WORK INSTRUCTIONS.
A) Repeat the forum discussion about college tiers word for word, everything from "[0] There is" down to "variety of contexts.".
B) Carry on the forum discussion about college tiers and mismatch theory, starting right after its last sentence.

SELECTION.

===============

The problem with both situations (VC/entrepreneurs and employers/employees) is
that there's a cost associated with evaluating a candidate.

I don't think anyone doubts that good opportunities (and candidates) exist at
all at lower tier schools, but it seems very likely that there are fewer of
them.

If your resources are already constrained by something other than the number
of opportunities you can afford to fund/hire (e.g. time to
evaluate/interview), then it doesn't make sense to expand your search if it
means lowering your success rate.

------
kelukelugames
I don't think any HNers aspire to become Chris Christie.

------
doctorpangloss
> "Moreover, in David and Goliath, Malcolm Gladwell draws upon research that
> shows it’s actually more advantageous for a student to attend a college
> where they can be in the top 10% rather than in the bottom half of the
> class. It’s the top students at every college who receive the kind of
> attention from faculty and access to special programs that pave the way to
> more opportunity after college."

I thought this theory—mismatch theory—was discredited?

To clarify for future responses, check out this amicus brief sent to the
Supreme Court in the affirmative action case Fisher v. University of Texas.
[0] There is a particularly exhaustive section pp. 14-16.

I bring this up (and prepare myself for the inevitable downvotes) because I
feel like this mismatch theory exists only in the particular social debate
around affirmative action, not because it necessarily is or is not true (even
though mismatch theory is probably not true). Malcolm Gladwell's two stories
in David and Goliath and in Outliers—general musings about private schools and
musing about football players [1]—plus the one study by a journalist and an
economist [2] arguing for Fisher are the entirety of the basis of mismatch
theory. There may be two more articles supporting it since the Fisher case
went to trial years ago. The amicus I link above must reference a dozen
studies refuting it, from a variety of researchers in a variety of contexts.

===============

SUPPLIED MATERIAL.
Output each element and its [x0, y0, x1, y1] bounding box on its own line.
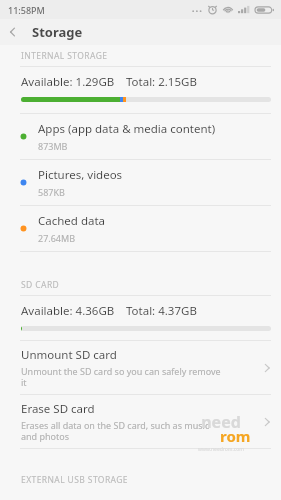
button[interactable]: Erase SD card — [0, 395, 281, 448]
button[interactable]: Pictures, videos — [0, 160, 281, 205]
staticText: Apps (app data & media content) — [38, 121, 216, 137]
staticText: Unmount SD card — [21, 347, 117, 363]
button[interactable]: Unmount SD card — [0, 341, 281, 394]
button[interactable]: Apps (app data & media content) — [0, 114, 281, 159]
staticText: www.needrom.com — [198, 446, 244, 453]
staticText: SD CARD — [21, 279, 60, 291]
staticText: Total: 2.15GB — [126, 74, 197, 90]
staticText: Available: 1.29GB — [21, 74, 115, 90]
staticText: Total: 4.37GB — [126, 303, 197, 319]
staticText: 11:58PM — [8, 4, 45, 16]
staticText: 873MB — [38, 140, 68, 152]
staticText: Erase SD card — [21, 401, 95, 417]
staticText: 27.64MB — [38, 232, 76, 244]
staticText: need — [201, 411, 241, 433]
button[interactable]: Cached data — [0, 206, 281, 251]
staticText: Cached data — [38, 213, 106, 229]
button[interactable]: Back — [0, 19, 26, 45]
staticText: Pictures, videos — [38, 167, 123, 183]
staticText: INTERNAL STORAGE — [21, 50, 108, 62]
staticText: Available: 4.36GB — [21, 303, 115, 319]
staticText: rom — [220, 426, 251, 446]
staticText: Storage — [32, 23, 83, 41]
staticText: 587KB — [38, 186, 65, 198]
staticText: EXTERNAL USB STORAGE — [21, 474, 128, 486]
staticText: Erases all data on the SD card, such as … — [21, 419, 210, 443]
staticText: Unmount the SD card so you can safely re… — [21, 365, 221, 389]
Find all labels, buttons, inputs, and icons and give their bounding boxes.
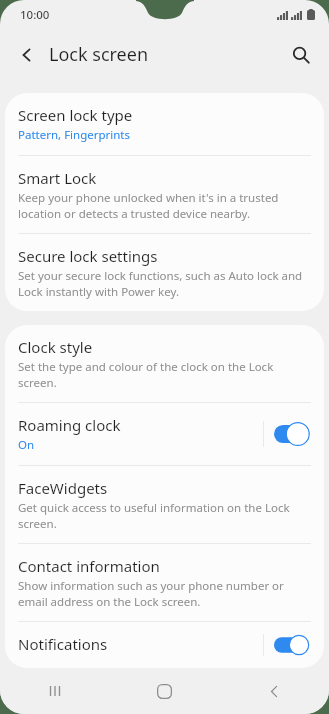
- staticText: Secure lock settings: [18, 246, 158, 266]
- button[interactable]: Roaming clock: [5, 403, 324, 465]
- button[interactable]: Notifications: [5, 622, 324, 668]
- button[interactable]: Screen lock type: [5, 93, 324, 155]
- staticText: Smart Lock: [18, 168, 97, 188]
- staticText: Lock screen: [49, 42, 149, 67]
- button[interactable]: Smart Lock: [5, 156, 324, 233]
- staticText: Screen lock type: [18, 105, 133, 125]
- staticText: Clock style: [18, 337, 93, 357]
- button[interactable]: FaceWidgets: [5, 466, 324, 543]
- button[interactable]: Toggle Roaming clock: [274, 421, 314, 447]
- button[interactable]: Search: [281, 35, 321, 75]
- staticText: Show information such as your phone numb…: [18, 578, 306, 609]
- staticText: 10:00: [20, 7, 50, 23]
- button[interactable]: Clock style: [5, 325, 324, 402]
- button[interactable]: Secure lock settings: [5, 234, 324, 311]
- staticText: Notifications: [18, 634, 108, 654]
- button[interactable]: Back: [7, 35, 47, 75]
- staticText: On: [18, 437, 35, 453]
- staticText: Set your secure lock functions, such as …: [18, 268, 306, 299]
- staticText: Set the type and colour of the clock on …: [18, 359, 306, 390]
- button[interactable]: Toggle Notifications: [274, 634, 314, 656]
- staticText: Contact information: [18, 556, 160, 576]
- button[interactable]: Home: [109, 668, 219, 714]
- staticText: Roaming clock: [18, 415, 121, 435]
- button[interactable]: Contact information: [5, 544, 324, 621]
- staticText: Get quick access to useful information o…: [18, 500, 306, 531]
- staticText: Pattern, Fingerprints: [18, 127, 131, 143]
- button[interactable]: Back: [219, 668, 329, 714]
- button[interactable]: Recents: [0, 668, 109, 714]
- staticText: Keep your phone unlocked when it's in a …: [18, 190, 306, 221]
- staticText: FaceWidgets: [18, 478, 108, 498]
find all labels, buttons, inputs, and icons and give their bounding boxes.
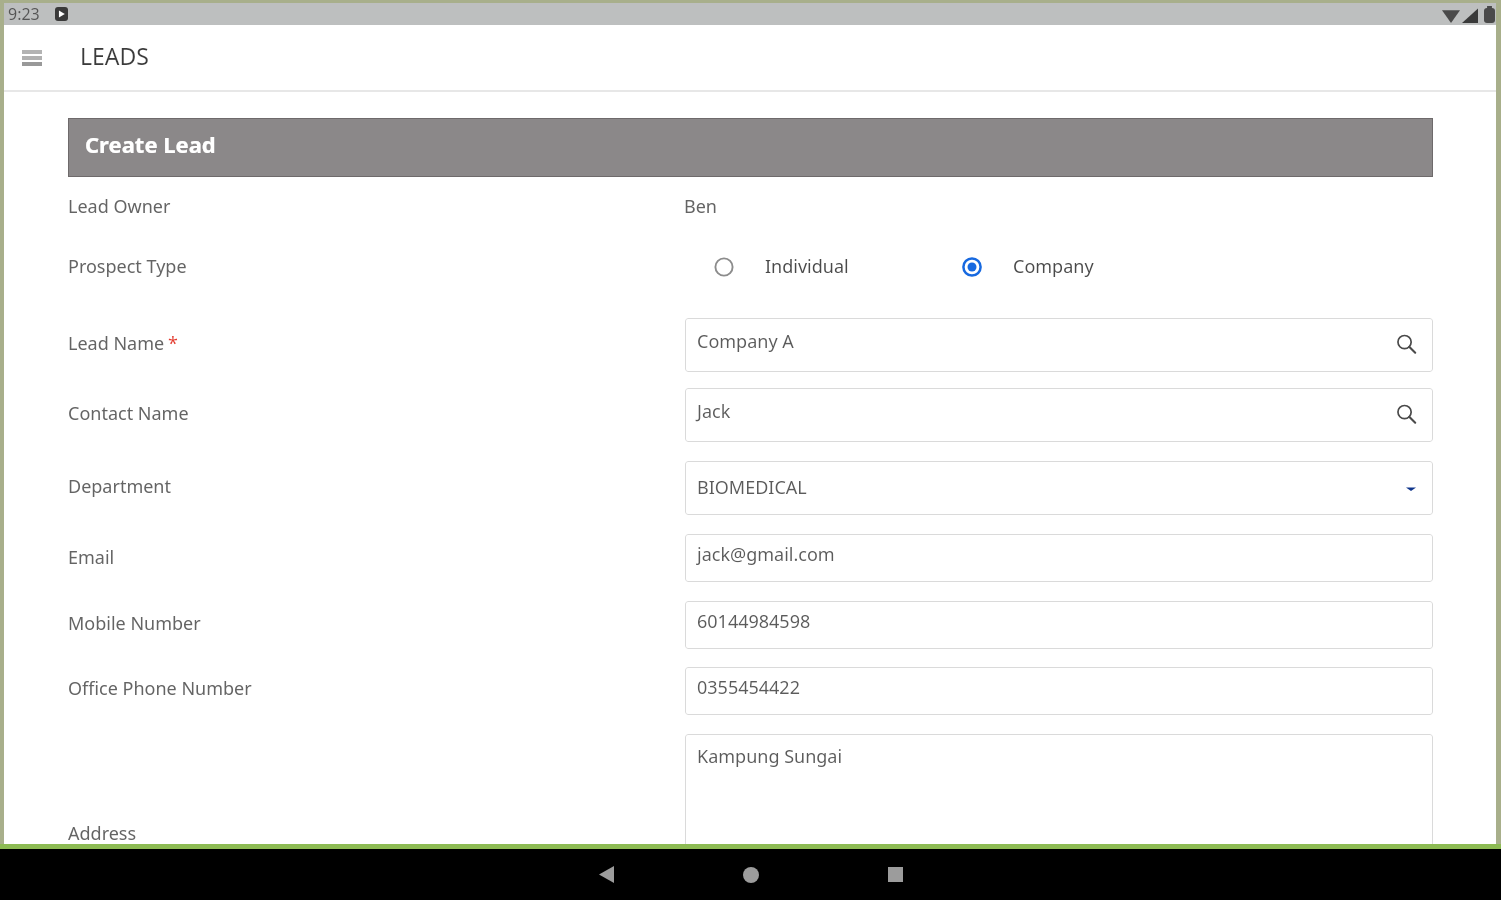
- staticText: Department: [68, 474, 171, 499]
- button[interactable]: Open navigation menu: [10, 36, 54, 80]
- button[interactable]: Recent apps: [856, 849, 934, 900]
- button[interactable]: Individual: [713, 252, 849, 281]
- button[interactable]: Jack: [685, 388, 1433, 442]
- button[interactable]: BIOMEDICAL: [685, 461, 1433, 515]
- staticText: Company: [1013, 254, 1094, 279]
- staticText: Kampung Sungai: [697, 744, 843, 769]
- staticText: Individual: [765, 254, 849, 279]
- staticText: Office Phone Number: [68, 676, 252, 701]
- button[interactable]: Back: [567, 849, 645, 900]
- staticText: Contact Name: [68, 401, 189, 426]
- staticText: Ben: [684, 194, 717, 219]
- staticText: jack@gmail.com: [697, 542, 835, 567]
- button[interactable]: 0355454422: [685, 667, 1433, 715]
- button[interactable]: Search: [1394, 402, 1418, 426]
- staticText: 60144984598: [697, 609, 811, 634]
- staticText: BIOMEDICAL: [697, 475, 807, 500]
- button[interactable]: Kampung Sungai: [685, 734, 1433, 864]
- button[interactable]: Company A: [685, 318, 1433, 372]
- staticText: Lead Owner: [68, 194, 171, 219]
- button[interactable]: Home: [712, 849, 790, 900]
- staticText: Email: [68, 545, 115, 570]
- staticText: Address: [68, 821, 137, 846]
- staticText: Company A: [697, 329, 794, 354]
- button[interactable]: Search: [1394, 332, 1418, 356]
- staticText: Jack: [697, 399, 731, 424]
- staticText: Create Lead: [85, 129, 216, 159]
- staticText: 0355454422: [697, 675, 800, 700]
- staticText: LEADS: [80, 40, 149, 71]
- staticText: Prospect Type: [68, 254, 187, 279]
- staticText: Lead Name: [68, 331, 165, 356]
- button[interactable]: jack@gmail.com: [685, 534, 1433, 582]
- button[interactable]: Company: [961, 252, 1094, 281]
- staticText: 9:23: [8, 3, 40, 25]
- button[interactable]: Open department list: [1406, 484, 1416, 494]
- staticText: *: [168, 331, 178, 356]
- button[interactable]: 60144984598: [685, 601, 1433, 649]
- staticText: Mobile Number: [68, 611, 201, 636]
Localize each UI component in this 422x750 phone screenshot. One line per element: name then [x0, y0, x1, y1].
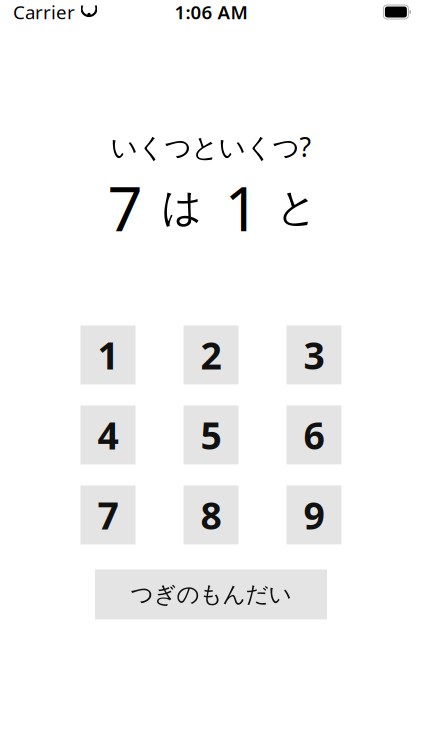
staticText: 8: [200, 490, 222, 540]
staticText: 5: [200, 410, 222, 460]
button[interactable]: 7: [80, 485, 136, 544]
staticText: 9: [304, 490, 324, 540]
staticText: と: [276, 183, 318, 232]
button[interactable]: 3: [286, 325, 342, 384]
button[interactable]: 8: [184, 485, 238, 544]
button[interactable]: 2: [184, 325, 238, 384]
staticText: つぎのもんだい: [130, 580, 292, 608]
staticText: 1: [224, 167, 260, 248]
staticText: 2: [200, 330, 222, 380]
button[interactable]: 1: [80, 325, 136, 384]
button[interactable]: つぎのもんだい: [95, 569, 327, 619]
staticText: 7: [108, 167, 142, 248]
staticText: 1:06 AM: [174, 0, 248, 24]
button[interactable]: 9: [286, 485, 342, 544]
staticText: 4: [98, 410, 118, 460]
staticText: 1: [98, 330, 118, 380]
button[interactable]: 5: [184, 405, 238, 464]
staticText: 7: [98, 490, 118, 540]
button[interactable]: 6: [286, 405, 342, 464]
button[interactable]: 4: [80, 405, 136, 464]
staticText: Carrier: [13, 0, 75, 24]
staticText: は: [162, 183, 202, 232]
staticText: 3: [304, 330, 324, 380]
staticText: いくつといくつ?: [110, 129, 312, 164]
staticText: 6: [304, 410, 324, 460]
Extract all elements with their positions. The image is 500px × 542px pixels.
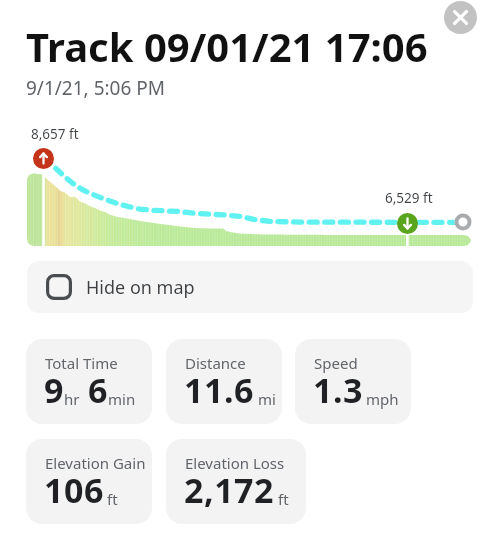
staticText: ft [278, 489, 289, 509]
staticText: 11.6 [184, 367, 254, 413]
button[interactable]: Total Time [26, 339, 152, 424]
staticText: 6 [88, 367, 108, 413]
staticText: Speed [314, 353, 358, 373]
button[interactable]: Close [444, 1, 477, 34]
button[interactable]: Elevation Loss [166, 439, 306, 524]
other: Start point [33, 148, 54, 169]
button[interactable]: Hide on map [27, 261, 473, 313]
staticText: 9/1/21, 5:06 PM [26, 75, 166, 101]
button[interactable]: Elevation Gain [26, 439, 152, 524]
staticText: mph [366, 389, 399, 409]
staticText: ft [107, 489, 118, 509]
staticText: Hide on map [86, 275, 195, 300]
staticText: 1.3 [313, 367, 363, 413]
staticText: 6,529 ft [385, 189, 433, 207]
staticText: Elevation Loss [185, 453, 285, 473]
staticText: hr [64, 389, 80, 409]
button[interactable]: Speed [295, 339, 411, 424]
other: End point [397, 213, 418, 234]
staticText: 8,657 ft [31, 125, 79, 143]
staticText: 9 [44, 367, 64, 413]
staticText: mi [258, 389, 276, 409]
staticText: Distance [185, 353, 246, 373]
staticText: Track 09/01/21 17:06 [26, 19, 428, 73]
staticText: Elevation Gain [45, 453, 146, 473]
staticText: 106 [44, 467, 104, 513]
button[interactable]: Distance [166, 339, 282, 424]
staticText: 2,172 [184, 467, 275, 513]
staticText: min [108, 389, 136, 409]
staticText: Total Time [45, 353, 118, 373]
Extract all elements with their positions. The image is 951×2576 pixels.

===============

WRITTEN RESPONSES.
A)
[0] There is a particularly exhaustive section pp. 14-16.

I bring this up (and prepare myself for the inevitable downvotes) because I
feel like this mismatch theory exists only in the particular social debate
around affirmative action, not because it necessarily is or is not true (even
though mismatch theory is probably not true). Malcolm Gladwell's two stories
in David and Goliath and in Outliers—general musings about private schools and
musing about football players [1]—plus the one study by a journalist and an
economist [2] arguing for Fisher are the entirety of the basis of mismatch
theory. There may be two more articles supporting it since the Fisher case
went to trial years ago. The amicus I link above must reference a dozen
studies refuting it, from a variety of researchers in a variety of contexts.

B)
You'd have to believe there was a huge multi-academic conspiracy to simply
ignore that evidence—you know, the kind that people think exists with climate
change research.

Mismatch theory may be the only argument that is persuasive to these parents,
because on the face of it, mismatch theory is consistent with their values for
improving their children's positivist success. But what if it's not true?
Trying to ignore the reality that the rat race pays off is not going to reduce
suicides.

[0] [http://www.scotusblog.com/wp-content/uploads/2015/11/LCCR-
an...](http://www.scotusblog.com/wp-content/uploads/2015/11/LCCR-and-Mintz-
Fisher-Amicus-Empirical-Scholars.pdf)

[1] [http://www.nytimes.com/2013/10/03/books/david-and-goliath-
by...](http://www.nytimes.com/2013/10/03/books/david-and-goliath-by-malcolm-
gladwell.html) "As usual, Mr. Gladwell’s science is convenient. He has charts
to back up his premise about academic success, but how is success measured? In
happiness? Salary? Getting jobs, or keeping them? Read the annotations if you
must, but they won’t get you far. Mr. Gladwell needs a David-Goliath school
story, so he creates one. His version happens to have common sense on its
side, even if it is in no way definitive or complete."

[2]
[https://www.utexas.edu/vp/irla/Documents/ACN%20Richard%20San...](https://www.utexas.edu/vp/irla/Documents/ACN%20Richard%20Sander%20and%20Stuart%20Taylor.pdf)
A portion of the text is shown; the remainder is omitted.